Collection entries:
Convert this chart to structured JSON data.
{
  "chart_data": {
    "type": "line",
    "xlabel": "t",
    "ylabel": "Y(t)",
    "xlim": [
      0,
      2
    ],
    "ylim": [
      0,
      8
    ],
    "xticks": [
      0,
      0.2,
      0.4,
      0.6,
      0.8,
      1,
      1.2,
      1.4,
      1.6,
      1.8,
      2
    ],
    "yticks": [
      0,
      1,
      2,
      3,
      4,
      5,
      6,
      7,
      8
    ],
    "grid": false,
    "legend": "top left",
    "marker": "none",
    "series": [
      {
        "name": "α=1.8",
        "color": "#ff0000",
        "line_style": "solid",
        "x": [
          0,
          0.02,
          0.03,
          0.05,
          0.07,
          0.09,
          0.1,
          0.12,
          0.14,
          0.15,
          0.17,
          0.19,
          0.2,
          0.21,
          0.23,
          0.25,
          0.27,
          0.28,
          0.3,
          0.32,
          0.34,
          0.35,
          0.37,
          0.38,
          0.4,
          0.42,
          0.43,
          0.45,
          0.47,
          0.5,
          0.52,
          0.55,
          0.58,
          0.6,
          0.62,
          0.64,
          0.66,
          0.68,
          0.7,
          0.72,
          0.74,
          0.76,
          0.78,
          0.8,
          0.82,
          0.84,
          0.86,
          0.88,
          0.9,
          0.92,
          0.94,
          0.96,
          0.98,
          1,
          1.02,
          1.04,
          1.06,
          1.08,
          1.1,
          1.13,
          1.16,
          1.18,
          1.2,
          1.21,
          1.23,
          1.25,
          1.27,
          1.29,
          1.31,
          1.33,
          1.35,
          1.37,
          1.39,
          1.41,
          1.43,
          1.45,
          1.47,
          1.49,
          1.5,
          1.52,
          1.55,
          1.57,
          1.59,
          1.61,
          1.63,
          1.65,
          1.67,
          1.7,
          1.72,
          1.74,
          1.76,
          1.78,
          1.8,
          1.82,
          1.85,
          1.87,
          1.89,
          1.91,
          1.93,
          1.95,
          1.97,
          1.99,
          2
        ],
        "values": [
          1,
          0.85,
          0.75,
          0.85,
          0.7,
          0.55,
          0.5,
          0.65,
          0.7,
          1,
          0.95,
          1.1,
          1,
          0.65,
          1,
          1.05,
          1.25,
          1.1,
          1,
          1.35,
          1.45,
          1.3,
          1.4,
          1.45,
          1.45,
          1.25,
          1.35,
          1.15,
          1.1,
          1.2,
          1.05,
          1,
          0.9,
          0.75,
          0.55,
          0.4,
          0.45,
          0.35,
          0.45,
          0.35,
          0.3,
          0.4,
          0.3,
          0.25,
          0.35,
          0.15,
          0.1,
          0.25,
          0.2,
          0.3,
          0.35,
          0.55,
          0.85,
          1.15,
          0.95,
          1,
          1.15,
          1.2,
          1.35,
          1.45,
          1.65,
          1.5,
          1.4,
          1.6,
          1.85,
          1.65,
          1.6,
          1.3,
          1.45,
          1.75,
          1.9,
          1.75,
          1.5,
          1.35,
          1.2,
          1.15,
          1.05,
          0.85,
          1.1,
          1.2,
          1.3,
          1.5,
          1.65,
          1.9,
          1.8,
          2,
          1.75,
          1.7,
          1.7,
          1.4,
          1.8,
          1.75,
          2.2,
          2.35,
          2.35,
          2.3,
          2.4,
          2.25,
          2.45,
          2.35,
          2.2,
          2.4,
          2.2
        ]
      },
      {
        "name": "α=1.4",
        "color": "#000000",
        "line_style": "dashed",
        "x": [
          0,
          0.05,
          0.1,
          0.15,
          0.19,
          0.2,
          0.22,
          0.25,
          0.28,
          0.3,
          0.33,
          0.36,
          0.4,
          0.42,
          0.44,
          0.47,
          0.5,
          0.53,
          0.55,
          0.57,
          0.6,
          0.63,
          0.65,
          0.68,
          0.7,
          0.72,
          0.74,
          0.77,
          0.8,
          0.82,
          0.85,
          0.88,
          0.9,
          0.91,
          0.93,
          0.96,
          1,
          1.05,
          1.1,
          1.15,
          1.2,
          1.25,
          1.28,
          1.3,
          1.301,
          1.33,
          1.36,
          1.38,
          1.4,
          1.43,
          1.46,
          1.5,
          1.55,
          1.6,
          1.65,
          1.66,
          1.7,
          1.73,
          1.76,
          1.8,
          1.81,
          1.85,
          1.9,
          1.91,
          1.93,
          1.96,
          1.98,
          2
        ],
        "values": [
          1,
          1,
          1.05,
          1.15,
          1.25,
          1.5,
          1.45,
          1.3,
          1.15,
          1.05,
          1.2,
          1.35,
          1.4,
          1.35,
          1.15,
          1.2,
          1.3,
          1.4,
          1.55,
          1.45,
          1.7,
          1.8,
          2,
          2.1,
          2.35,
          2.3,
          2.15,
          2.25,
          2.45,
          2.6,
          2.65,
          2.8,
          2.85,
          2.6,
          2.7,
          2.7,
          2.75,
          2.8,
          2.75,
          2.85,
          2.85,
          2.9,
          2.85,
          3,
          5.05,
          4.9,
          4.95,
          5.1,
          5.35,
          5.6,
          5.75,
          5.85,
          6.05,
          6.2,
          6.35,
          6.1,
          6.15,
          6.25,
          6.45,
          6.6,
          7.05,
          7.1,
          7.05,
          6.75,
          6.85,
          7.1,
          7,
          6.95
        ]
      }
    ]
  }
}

| What you should do |
Please output the entire listing exactly as it stands.

| Response |
Convert this chart to structured JSON data.
{
  "chart_data": {
    "type": "line",
    "xlabel": "t",
    "ylabel": "Y(t)",
    "xlim": [
      0,
      2
    ],
    "ylim": [
      0,
      8
    ],
    "xticks": [
      0,
      0.2,
      0.4,
      0.6,
      0.8,
      1,
      1.2,
      1.4,
      1.6,
      1.8,
      2
    ],
    "yticks": [
      0,
      1,
      2,
      3,
      4,
      5,
      6,
      7,
      8
    ],
    "grid": false,
    "legend": "top left",
    "marker": "none",
    "series": [
      {
        "name": "α=1.8",
        "color": "#ff0000",
        "line_style": "solid",
        "x": [
          0,
          0.02,
          0.03,
          0.05,
          0.07,
          0.09,
          0.1,
          0.12,
          0.14,
          0.15,
          0.17,
          0.19,
          0.2,
          0.21,
          0.23,
          0.25,
          0.27,
          0.28,
          0.3,
          0.32,
          0.34,
          0.35,
          0.37,
          0.38,
          0.4,
          0.42,
          0.43,
          0.45,
          0.47,
          0.5,
          0.52,
          0.55,
          0.58,
          0.6,
          0.62,
          0.64,
          0.66,
          0.68,
          0.7,
          0.72,
          0.74,
          0.76,
          0.78,
          0.8,
          0.82,
          0.84,
          0.86,
          0.88,
          0.9,
          0.92,
          0.94,
          0.96,
          0.98,
          1,
          1.02,
          1.04,
          1.06,
          1.08,
          1.1,
          1.13,
          1.16,
          1.18,
          1.2,
          1.21,
          1.23,
          1.25,
          1.27,
          1.29,
          1.31,
          1.33,
          1.35,
          1.37,
          1.39,
          1.41,
          1.43,
          1.45,
          1.47,
          1.49,
          1.5,
          1.52,
          1.55,
          1.57,
          1.59,
          1.61,
          1.63,
          1.65,
          1.67,
          1.7,
          1.72,
          1.74,
          1.76,
          1.78,
          1.8,
          1.82,
          1.85,
          1.87,
          1.89,
          1.91,
          1.93,
          1.95,
          1.97,
          1.99,
          2
        ],
        "values": [
          1,
          0.85,
          0.75,
          0.85,
          0.7,
          0.55,
          0.5,
          0.65,
          0.7,
          1,
          0.95,
          1.1,
          1,
          0.65,
          1,
          1.05,
          1.25,
          1.1,
          1,
          1.35,
          1.45,
          1.3,
          1.4,
          1.45,
          1.45,
          1.25,
          1.35,
          1.15,
          1.1,
          1.2,
          1.05,
          1,
          0.9,
          0.75,
          0.55,
          0.4,
          0.45,
          0.35,
          0.45,
          0.35,
          0.3,
          0.4,
          0.3,
          0.25,
          0.35,
          0.15,
          0.1,
          0.25,
          0.2,
          0.3,
          0.35,
          0.55,
          0.85,
          1.15,
          0.95,
          1,
          1.15,
          1.2,
          1.35,
          1.45,
          1.65,
          1.5,
          1.4,
          1.6,
          1.85,
          1.65,
          1.6,
          1.3,
          1.45,
          1.75,
          1.9,
          1.75,
          1.5,
          1.35,
          1.2,
          1.15,
          1.05,
          0.85,
          1.1,
          1.2,
          1.3,
          1.5,
          1.65,
          1.9,
          1.8,
          2,
          1.75,
          1.7,
          1.7,
          1.4,
          1.8,
          1.75,
          2.2,
          2.35,
          2.35,
          2.3,
          2.4,
          2.25,
          2.45,
          2.35,
          2.2,
          2.4,
          2.2
        ]
      },
      {
        "name": "α=1.4",
        "color": "#000000",
        "line_style": "dashed",
        "x": [
          0,
          0.05,
          0.1,
          0.15,
          0.19,
          0.2,
          0.22,
          0.25,
          0.28,
          0.3,
          0.33,
          0.36,
          0.4,
          0.42,
          0.44,
          0.47,
          0.5,
          0.53,
          0.55,
          0.57,
          0.6,
          0.63,
          0.65,
          0.68,
          0.7,
          0.72,
          0.74,
          0.77,
          0.8,
          0.82,
          0.85,
          0.88,
          0.9,
          0.91,
          0.93,
          0.96,
          1,
          1.05,
          1.1,
          1.15,
          1.2,
          1.25,
          1.28,
          1.3,
          1.301,
          1.33,
          1.36,
          1.38,
          1.4,
          1.43,
          1.46,
          1.5,
          1.55,
          1.6,
          1.65,
          1.66,
          1.7,
          1.73,
          1.76,
          1.8,
          1.81,
          1.85,
          1.9,
          1.91,
          1.93,
          1.96,
          1.98,
          2
        ],
        "values": [
          1,
          1,
          1.05,
          1.15,
          1.25,
          1.5,
          1.45,
          1.3,
          1.15,
          1.05,
          1.2,
          1.35,
          1.4,
          1.35,
          1.15,
          1.2,
          1.3,
          1.4,
          1.55,
          1.45,
          1.7,
          1.8,
          2,
          2.1,
          2.35,
          2.3,
          2.15,
          2.25,
          2.45,
          2.6,
          2.65,
          2.8,
          2.85,
          2.6,
          2.7,
          2.7,
          2.75,
          2.8,
          2.75,
          2.85,
          2.85,
          2.9,
          2.85,
          3,
          5.05,
          4.9,
          4.95,
          5.1,
          5.35,
          5.6,
          5.75,
          5.85,
          6.05,
          6.2,
          6.35,
          6.1,
          6.15,
          6.25,
          6.45,
          6.6,
          7.05,
          7.1,
          7.05,
          6.75,
          6.85,
          7.1,
          7,
          6.95
        ]
      }
    ]
  }
}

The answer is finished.